Find the number of lines containing the string "title" in the data. Answer with the number by itself.
start Data for processing
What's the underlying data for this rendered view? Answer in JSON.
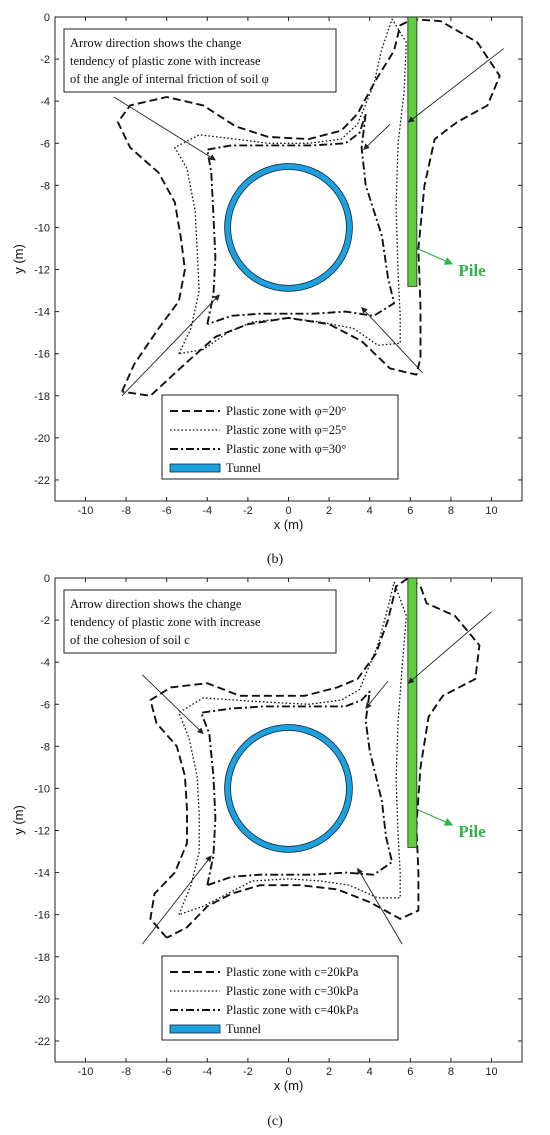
{
  "chart_data": [
    {
      "type": "line",
      "caption": "(b)",
      "xlabel": "x (m)",
      "ylabel": "y (m)",
      "xlim": [
        -11.5,
        11.5
      ],
      "ylim": [
        -23,
        0
      ],
      "xticks": [
        -10,
        -8,
        -6,
        -4,
        -2,
        0,
        2,
        4,
        6,
        8,
        10
      ],
      "yticks": [
        0,
        -2,
        -4,
        -6,
        -8,
        -10,
        -12,
        -14,
        -16,
        -18,
        -20,
        -22
      ],
      "note": [
        "Arrow direction shows the change",
        "tendency of plastic zone with increase",
        "of the angle of internal friction of soil φ"
      ],
      "pile_label": "Pile",
      "legend": [
        "Plastic zone with φ=20°",
        "Plastic zone with φ=25°",
        "Plastic zone with φ=30°",
        "Tunnel"
      ],
      "tunnel": {
        "center": [
          0,
          -10
        ],
        "radius": 3
      },
      "pile": {
        "x": 6.1,
        "y_top": 0,
        "y_bottom": -12.8
      },
      "series": [
        {
          "name": "Plastic zone with φ=20°",
          "style": "dashed",
          "points": [
            [
              -8.2,
              -17.8
            ],
            [
              -7.6,
              -16.5
            ],
            [
              -6.4,
              -14.8
            ],
            [
              -5.4,
              -13.5
            ],
            [
              -5.1,
              -12
            ],
            [
              -5.3,
              -10.5
            ],
            [
              -5.6,
              -8.8
            ],
            [
              -6.4,
              -7.4
            ],
            [
              -7.8,
              -6.2
            ],
            [
              -8.4,
              -5
            ],
            [
              -7.8,
              -4.2
            ],
            [
              -6,
              -3.8
            ],
            [
              -4.2,
              -4.2
            ],
            [
              -2.6,
              -5.2
            ],
            [
              -1,
              -5.7
            ],
            [
              1,
              -5.8
            ],
            [
              2.6,
              -5.4
            ],
            [
              3.4,
              -4.6
            ],
            [
              4.3,
              -3
            ],
            [
              5.2,
              -1.6
            ],
            [
              5.5,
              -0.4
            ],
            [
              6.1,
              -0.1
            ],
            [
              7.5,
              -0.2
            ],
            [
              9.3,
              -1.2
            ],
            [
              10.4,
              -2.8
            ],
            [
              9.8,
              -4.2
            ],
            [
              8.3,
              -5
            ],
            [
              7.2,
              -5.8
            ],
            [
              6.7,
              -8
            ],
            [
              6.4,
              -11
            ],
            [
              6.5,
              -13.8
            ],
            [
              6.5,
              -16.2
            ],
            [
              6.3,
              -17
            ],
            [
              5,
              -16.7
            ],
            [
              3.6,
              -15.4
            ],
            [
              2,
              -14.6
            ],
            [
              0,
              -14.3
            ],
            [
              -2,
              -14.6
            ],
            [
              -3.6,
              -15.2
            ],
            [
              -5,
              -16.4
            ],
            [
              -6.8,
              -18
            ],
            [
              -8.2,
              -17.8
            ]
          ]
        },
        {
          "name": "Plastic zone with φ=25°",
          "style": "dotted",
          "points": [
            [
              -5.4,
              -16
            ],
            [
              -4.8,
              -14.8
            ],
            [
              -4.4,
              -13
            ],
            [
              -4.5,
              -11
            ],
            [
              -4.6,
              -9.2
            ],
            [
              -5,
              -7.2
            ],
            [
              -5.6,
              -6.2
            ],
            [
              -4.4,
              -5.6
            ],
            [
              -2.6,
              -5.8
            ],
            [
              -1,
              -6
            ],
            [
              1,
              -6
            ],
            [
              2.6,
              -5.8
            ],
            [
              3.4,
              -5.1
            ],
            [
              4.2,
              -3.2
            ],
            [
              4.6,
              -1.5
            ],
            [
              5.1,
              -0.1
            ],
            [
              5.8,
              -1.2
            ],
            [
              5.7,
              -3.5
            ],
            [
              5.4,
              -6
            ],
            [
              5.3,
              -9
            ],
            [
              5.4,
              -12.2
            ],
            [
              5.5,
              -14.2
            ],
            [
              5.5,
              -15.5
            ],
            [
              4.4,
              -15.6
            ],
            [
              3.2,
              -14.8
            ],
            [
              1.6,
              -14.5
            ],
            [
              0,
              -14.3
            ],
            [
              -1.8,
              -14.5
            ],
            [
              -3,
              -15
            ],
            [
              -4.2,
              -15.8
            ],
            [
              -5.4,
              -16
            ]
          ]
        },
        {
          "name": "Plastic zone with φ=30°",
          "style": "dashdot",
          "points": [
            [
              -4,
              -14.6
            ],
            [
              -3.7,
              -13.2
            ],
            [
              -3.6,
              -11.4
            ],
            [
              -3.7,
              -9.4
            ],
            [
              -3.8,
              -7.4
            ],
            [
              -4,
              -6.3
            ],
            [
              -2.8,
              -6.1
            ],
            [
              -1.2,
              -6.1
            ],
            [
              1.2,
              -6.1
            ],
            [
              2.8,
              -6
            ],
            [
              3.5,
              -5.5
            ],
            [
              3.8,
              -4.6
            ],
            [
              3.6,
              -6.2
            ],
            [
              3.8,
              -8
            ],
            [
              4.2,
              -9.2
            ],
            [
              4.6,
              -10.4
            ],
            [
              4.9,
              -12.4
            ],
            [
              5.2,
              -13.6
            ],
            [
              4.2,
              -14.2
            ],
            [
              2.8,
              -14
            ],
            [
              1.2,
              -14.1
            ],
            [
              0,
              -14.1
            ],
            [
              -1.4,
              -14.1
            ],
            [
              -2.8,
              -14.2
            ],
            [
              -4,
              -14.6
            ]
          ]
        }
      ],
      "arrows": [
        [
          [
            -8.6,
            -3.8
          ],
          [
            -3.6,
            -6.8
          ]
        ],
        [
          [
            -8.2,
            -18
          ],
          [
            -3.4,
            -13.2
          ]
        ],
        [
          [
            6.6,
            -16.9
          ],
          [
            3.6,
            -13.8
          ]
        ],
        [
          [
            10.6,
            -1.5
          ],
          [
            5.9,
            -5
          ]
        ],
        [
          [
            5,
            -5.1
          ],
          [
            3.7,
            -6.3
          ]
        ]
      ]
    },
    {
      "type": "line",
      "caption": "(c)",
      "xlabel": "x (m)",
      "ylabel": "y (m)",
      "xlim": [
        -11.5,
        11.5
      ],
      "ylim": [
        -23,
        0
      ],
      "xticks": [
        -10,
        -8,
        -6,
        -4,
        -2,
        0,
        2,
        4,
        6,
        8,
        10
      ],
      "yticks": [
        0,
        -2,
        -4,
        -6,
        -8,
        -10,
        -12,
        -14,
        -16,
        -18,
        -20,
        -22
      ],
      "note": [
        "Arrow direction shows the change",
        "tendency of plastic zone with increase",
        "of the cohesion of soil c"
      ],
      "pile_label": "Pile",
      "legend": [
        "Plastic zone with c=20kPa",
        "Plastic zone with c=30kPa",
        "Plastic zone with c=40kPa",
        "Tunnel"
      ],
      "tunnel": {
        "center": [
          0,
          -10
        ],
        "radius": 3
      },
      "pile": {
        "x": 6.1,
        "y_top": 0,
        "y_bottom": -12.8
      },
      "series": [
        {
          "name": "Plastic zone with c=20kPa",
          "style": "dashed",
          "points": [
            [
              -6,
              -17.1
            ],
            [
              -6.8,
              -16.2
            ],
            [
              -6.6,
              -15
            ],
            [
              -5.6,
              -14
            ],
            [
              -5,
              -12.6
            ],
            [
              -5,
              -11
            ],
            [
              -5.1,
              -9.4
            ],
            [
              -5.5,
              -8
            ],
            [
              -6.5,
              -6.9
            ],
            [
              -6.8,
              -5.8
            ],
            [
              -5.8,
              -5.2
            ],
            [
              -4,
              -5
            ],
            [
              -2.4,
              -5.6
            ],
            [
              -0.8,
              -5.6
            ],
            [
              0.8,
              -5.6
            ],
            [
              2.4,
              -5.2
            ],
            [
              3.4,
              -4.8
            ],
            [
              4.3,
              -3.6
            ],
            [
              4.9,
              -2
            ],
            [
              5.3,
              -0.4
            ],
            [
              5.9,
              0
            ],
            [
              6.5,
              -0.4
            ],
            [
              6.8,
              -1.2
            ],
            [
              8.2,
              -1.8
            ],
            [
              9.4,
              -3.2
            ],
            [
              9.2,
              -4.8
            ],
            [
              7.6,
              -5.6
            ],
            [
              6.9,
              -6.6
            ],
            [
              6.5,
              -9
            ],
            [
              6.3,
              -11.8
            ],
            [
              6.4,
              -14
            ],
            [
              6.4,
              -15.8
            ],
            [
              5.5,
              -16.2
            ],
            [
              4,
              -15.4
            ],
            [
              2.4,
              -14.8
            ],
            [
              0.6,
              -14.6
            ],
            [
              -1.4,
              -14.6
            ],
            [
              -2.8,
              -15
            ],
            [
              -4,
              -15.6
            ],
            [
              -5,
              -16.6
            ],
            [
              -6,
              -17.1
            ]
          ]
        },
        {
          "name": "Plastic zone with c=30kPa",
          "style": "dotted",
          "points": [
            [
              -5.4,
              -16
            ],
            [
              -4.8,
              -14.6
            ],
            [
              -4.4,
              -13
            ],
            [
              -4.4,
              -11.2
            ],
            [
              -4.5,
              -9.4
            ],
            [
              -4.9,
              -7.6
            ],
            [
              -5.4,
              -6.4
            ],
            [
              -4.2,
              -5.7
            ],
            [
              -2.6,
              -5.8
            ],
            [
              -1,
              -5.9
            ],
            [
              1,
              -6
            ],
            [
              2.6,
              -5.8
            ],
            [
              3.5,
              -5.3
            ],
            [
              4.4,
              -3.2
            ],
            [
              4.9,
              -1.4
            ],
            [
              5.2,
              -0.2
            ],
            [
              5.8,
              -1.8
            ],
            [
              5.6,
              -4.2
            ],
            [
              5.4,
              -6.8
            ],
            [
              5.3,
              -9.6
            ],
            [
              5.4,
              -12.2
            ],
            [
              5.5,
              -14
            ],
            [
              5.5,
              -15.2
            ],
            [
              4.4,
              -15.2
            ],
            [
              3,
              -14.6
            ],
            [
              1.6,
              -14.4
            ],
            [
              0,
              -14.3
            ],
            [
              -1.8,
              -14.4
            ],
            [
              -3,
              -15
            ],
            [
              -4.2,
              -15.6
            ],
            [
              -5.4,
              -16
            ]
          ]
        },
        {
          "name": "Plastic zone with c=40kPa",
          "style": "dashdot",
          "points": [
            [
              -4,
              -14.6
            ],
            [
              -3.7,
              -13.2
            ],
            [
              -3.6,
              -11.4
            ],
            [
              -3.7,
              -9.4
            ],
            [
              -3.9,
              -7.4
            ],
            [
              -4.3,
              -6.4
            ],
            [
              -2.8,
              -6.2
            ],
            [
              -1.2,
              -6.1
            ],
            [
              1.2,
              -6.1
            ],
            [
              2.8,
              -6.1
            ],
            [
              3.6,
              -5.8
            ],
            [
              4,
              -5.4
            ],
            [
              3.8,
              -6.8
            ],
            [
              4,
              -8.2
            ],
            [
              4.3,
              -9.4
            ],
            [
              4.6,
              -10.6
            ],
            [
              4.8,
              -12.3
            ],
            [
              5.1,
              -13.5
            ],
            [
              4.2,
              -14.1
            ],
            [
              2.8,
              -14
            ],
            [
              1.2,
              -14.1
            ],
            [
              0,
              -14.1
            ],
            [
              -1.4,
              -14.1
            ],
            [
              -2.8,
              -14.2
            ],
            [
              -4,
              -14.6
            ]
          ]
        }
      ],
      "arrows": [
        [
          [
            -7.2,
            -4.6
          ],
          [
            -4.2,
            -7.4
          ]
        ],
        [
          [
            -7.2,
            -17.4
          ],
          [
            -3.8,
            -13.2
          ]
        ],
        [
          [
            5.6,
            -17.4
          ],
          [
            3.4,
            -13.8
          ]
        ],
        [
          [
            10,
            -1.6
          ],
          [
            5.9,
            -5
          ]
        ],
        [
          [
            4.9,
            -4.9
          ],
          [
            3.8,
            -6.2
          ]
        ]
      ]
    }
  ]
}
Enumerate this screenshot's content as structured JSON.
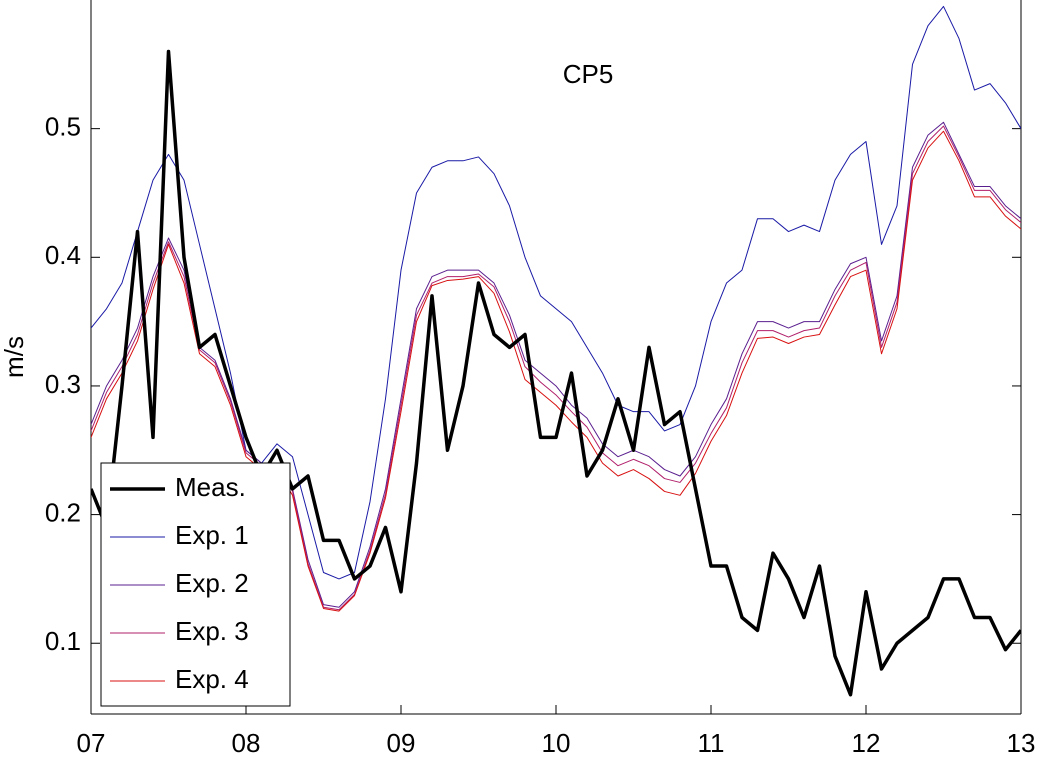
{
  "chart_data": {
    "type": "line",
    "title": "CP5",
    "y_label": "m/s",
    "x": [
      7.0,
      7.1,
      7.2,
      7.3,
      7.4,
      7.5,
      7.6,
      7.7,
      7.8,
      7.9,
      8.0,
      8.1,
      8.2,
      8.3,
      8.4,
      8.5,
      8.6,
      8.7,
      8.8,
      8.9,
      9.0,
      9.1,
      9.2,
      9.3,
      9.4,
      9.5,
      9.6,
      9.7,
      9.8,
      9.9,
      10.0,
      10.1,
      10.2,
      10.3,
      10.4,
      10.5,
      10.6,
      10.7,
      10.8,
      10.9,
      11.0,
      11.1,
      11.2,
      11.3,
      11.4,
      11.5,
      11.6,
      11.7,
      11.8,
      11.9,
      12.0,
      12.1,
      12.2,
      12.3,
      12.4,
      12.5,
      12.6,
      12.7,
      12.8,
      12.9,
      13.0
    ],
    "series": [
      {
        "name": "Meas.",
        "color": "#000000",
        "width": 3.5,
        "values": [
          0.22,
          0.19,
          0.3,
          0.42,
          0.26,
          0.56,
          0.4,
          0.33,
          0.34,
          0.3,
          0.26,
          0.23,
          0.25,
          0.22,
          0.23,
          0.18,
          0.18,
          0.15,
          0.16,
          0.19,
          0.14,
          0.24,
          0.37,
          0.25,
          0.3,
          0.38,
          0.34,
          0.33,
          0.34,
          0.26,
          0.26,
          0.31,
          0.23,
          0.25,
          0.29,
          0.25,
          0.33,
          0.27,
          0.28,
          0.22,
          0.16,
          0.16,
          0.12,
          0.11,
          0.17,
          0.15,
          0.12,
          0.16,
          0.09,
          0.06,
          0.14,
          0.08,
          0.1,
          0.11,
          0.12,
          0.15,
          0.15,
          0.12,
          0.12,
          0.095,
          0.11
        ]
      },
      {
        "name": "Exp. 1",
        "color": "#1a1aa6",
        "width": 1,
        "values": [
          0.345,
          0.36,
          0.38,
          0.42,
          0.46,
          0.48,
          0.46,
          0.41,
          0.36,
          0.31,
          0.25,
          0.24,
          0.255,
          0.245,
          0.2,
          0.155,
          0.15,
          0.155,
          0.21,
          0.29,
          0.39,
          0.45,
          0.47,
          0.475,
          0.475,
          0.478,
          0.465,
          0.44,
          0.4,
          0.37,
          0.36,
          0.35,
          0.33,
          0.31,
          0.285,
          0.28,
          0.28,
          0.265,
          0.27,
          0.3,
          0.35,
          0.38,
          0.39,
          0.43,
          0.43,
          0.42,
          0.425,
          0.42,
          0.46,
          0.48,
          0.49,
          0.41,
          0.44,
          0.55,
          0.58,
          0.595,
          0.57,
          0.53,
          0.535,
          0.52,
          0.5
        ]
      },
      {
        "name": "Exp. 2",
        "color": "#5a1f8f",
        "width": 1,
        "values": [
          0.27,
          0.3,
          0.32,
          0.345,
          0.385,
          0.415,
          0.39,
          0.33,
          0.32,
          0.29,
          0.25,
          0.24,
          0.24,
          0.22,
          0.165,
          0.13,
          0.128,
          0.14,
          0.175,
          0.22,
          0.29,
          0.36,
          0.385,
          0.39,
          0.39,
          0.39,
          0.38,
          0.355,
          0.32,
          0.31,
          0.3,
          0.285,
          0.275,
          0.255,
          0.245,
          0.25,
          0.245,
          0.235,
          0.23,
          0.245,
          0.27,
          0.29,
          0.325,
          0.35,
          0.35,
          0.345,
          0.35,
          0.35,
          0.375,
          0.395,
          0.4,
          0.335,
          0.37,
          0.47,
          0.495,
          0.505,
          0.48,
          0.455,
          0.455,
          0.44,
          0.43
        ]
      },
      {
        "name": "Exp. 3",
        "color": "#b01f6a",
        "width": 1,
        "values": [
          0.265,
          0.295,
          0.315,
          0.34,
          0.38,
          0.412,
          0.385,
          0.328,
          0.318,
          0.288,
          0.248,
          0.238,
          0.238,
          0.218,
          0.162,
          0.128,
          0.126,
          0.138,
          0.172,
          0.216,
          0.285,
          0.355,
          0.38,
          0.385,
          0.385,
          0.387,
          0.377,
          0.35,
          0.315,
          0.303,
          0.293,
          0.28,
          0.268,
          0.248,
          0.238,
          0.243,
          0.238,
          0.228,
          0.225,
          0.24,
          0.263,
          0.283,
          0.318,
          0.343,
          0.343,
          0.338,
          0.343,
          0.345,
          0.37,
          0.39,
          0.396,
          0.33,
          0.365,
          0.465,
          0.49,
          0.502,
          0.478,
          0.452,
          0.452,
          0.437,
          0.427
        ]
      },
      {
        "name": "Exp. 4",
        "color": "#d81010",
        "width": 1,
        "values": [
          0.26,
          0.29,
          0.31,
          0.335,
          0.375,
          0.41,
          0.38,
          0.325,
          0.315,
          0.285,
          0.245,
          0.235,
          0.235,
          0.215,
          0.16,
          0.127,
          0.125,
          0.137,
          0.17,
          0.213,
          0.28,
          0.35,
          0.378,
          0.382,
          0.383,
          0.385,
          0.372,
          0.342,
          0.305,
          0.295,
          0.285,
          0.272,
          0.26,
          0.24,
          0.23,
          0.235,
          0.228,
          0.218,
          0.215,
          0.232,
          0.257,
          0.277,
          0.31,
          0.337,
          0.338,
          0.333,
          0.338,
          0.34,
          0.363,
          0.385,
          0.39,
          0.325,
          0.36,
          0.46,
          0.485,
          0.498,
          0.475,
          0.447,
          0.447,
          0.432,
          0.422
        ]
      }
    ],
    "xlim": [
      7,
      13
    ],
    "xticks": [
      {
        "value": 7,
        "label": "07"
      },
      {
        "value": 8,
        "label": "08"
      },
      {
        "value": 9,
        "label": "09"
      },
      {
        "value": 10,
        "label": "10"
      },
      {
        "value": 11,
        "label": "11"
      },
      {
        "value": 12,
        "label": "12"
      },
      {
        "value": 13,
        "label": "13"
      }
    ],
    "ylim": [
      0.045,
      0.6
    ],
    "yticks": [
      0.1,
      0.2,
      0.3,
      0.4,
      0.5
    ],
    "grid": false,
    "legend": "lower left"
  }
}
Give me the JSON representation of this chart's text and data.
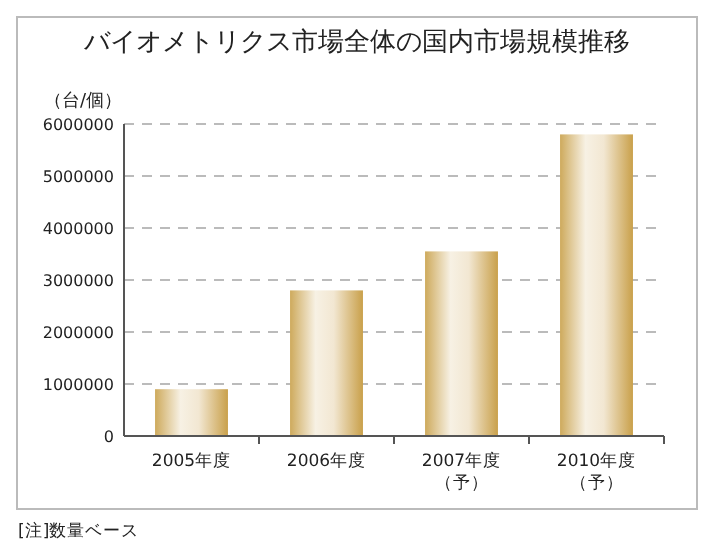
{
  "chart_data": {
    "type": "bar",
    "title": "バイオメトリクス市場全体の国内市場規模推移",
    "ylabel": "（台/個）",
    "categories": [
      "2005年度",
      "2006年度",
      "2007年度（予）",
      "2010年度（予）"
    ],
    "values": [
      900000,
      2800000,
      3550000,
      5800000
    ],
    "color": "#c9a04a",
    "ylim": [
      0,
      6000000
    ],
    "yticks": [
      0,
      1000000,
      2000000,
      3000000,
      4000000,
      5000000,
      6000000
    ],
    "grid": "y",
    "annotations": [
      "[注]数量ベース"
    ]
  }
}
end Data for processing
→ Completed task
2